Where the word "title" occurs in a line, return that line.

########################################

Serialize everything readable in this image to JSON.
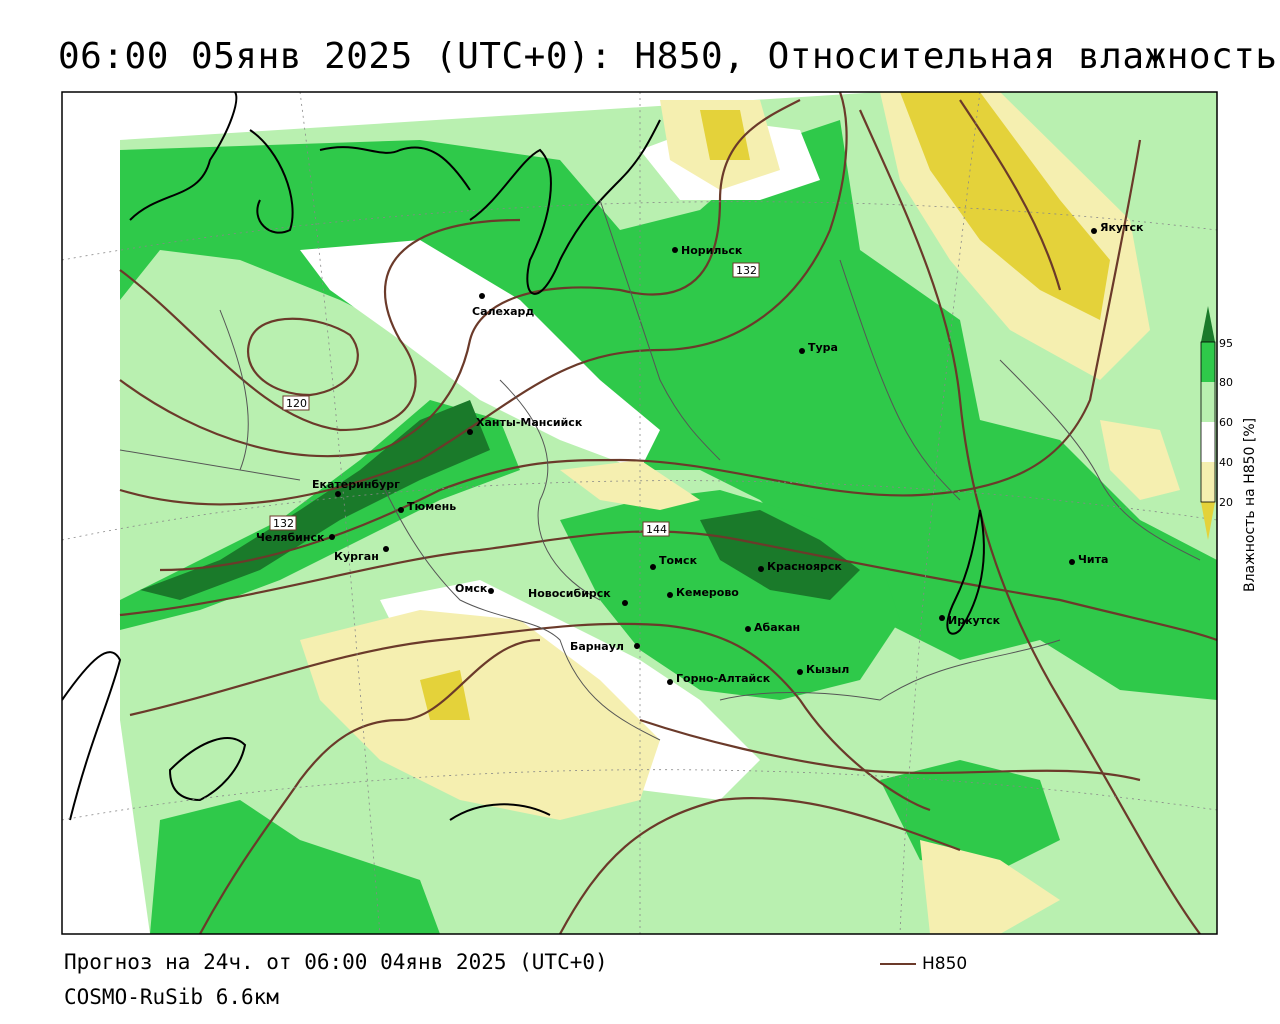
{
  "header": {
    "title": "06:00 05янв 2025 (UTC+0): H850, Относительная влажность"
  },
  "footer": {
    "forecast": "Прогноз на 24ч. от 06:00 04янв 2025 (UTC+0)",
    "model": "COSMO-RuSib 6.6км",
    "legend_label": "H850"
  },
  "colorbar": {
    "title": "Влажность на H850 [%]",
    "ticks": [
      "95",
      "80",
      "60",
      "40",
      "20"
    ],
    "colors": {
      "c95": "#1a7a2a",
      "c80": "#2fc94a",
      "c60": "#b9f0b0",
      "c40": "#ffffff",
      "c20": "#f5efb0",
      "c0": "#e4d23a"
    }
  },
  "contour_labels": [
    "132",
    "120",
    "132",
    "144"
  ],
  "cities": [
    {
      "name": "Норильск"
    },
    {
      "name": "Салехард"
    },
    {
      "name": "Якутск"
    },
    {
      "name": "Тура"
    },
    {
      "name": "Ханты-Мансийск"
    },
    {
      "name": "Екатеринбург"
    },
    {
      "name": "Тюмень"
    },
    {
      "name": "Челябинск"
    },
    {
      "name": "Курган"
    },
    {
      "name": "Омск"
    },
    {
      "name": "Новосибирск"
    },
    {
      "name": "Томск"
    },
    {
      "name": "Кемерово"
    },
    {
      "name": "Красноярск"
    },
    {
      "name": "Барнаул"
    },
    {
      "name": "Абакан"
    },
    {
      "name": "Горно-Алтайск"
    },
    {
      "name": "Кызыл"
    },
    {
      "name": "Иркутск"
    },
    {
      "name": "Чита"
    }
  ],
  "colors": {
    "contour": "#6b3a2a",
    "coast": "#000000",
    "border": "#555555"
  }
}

########################################

:: SOLUTION TO THE EXERCISE ::
    "title": "06:00 05янв 2025 (UTC+0): H850, Относительная влажность"
    "title": "Влажность на H850 [%]",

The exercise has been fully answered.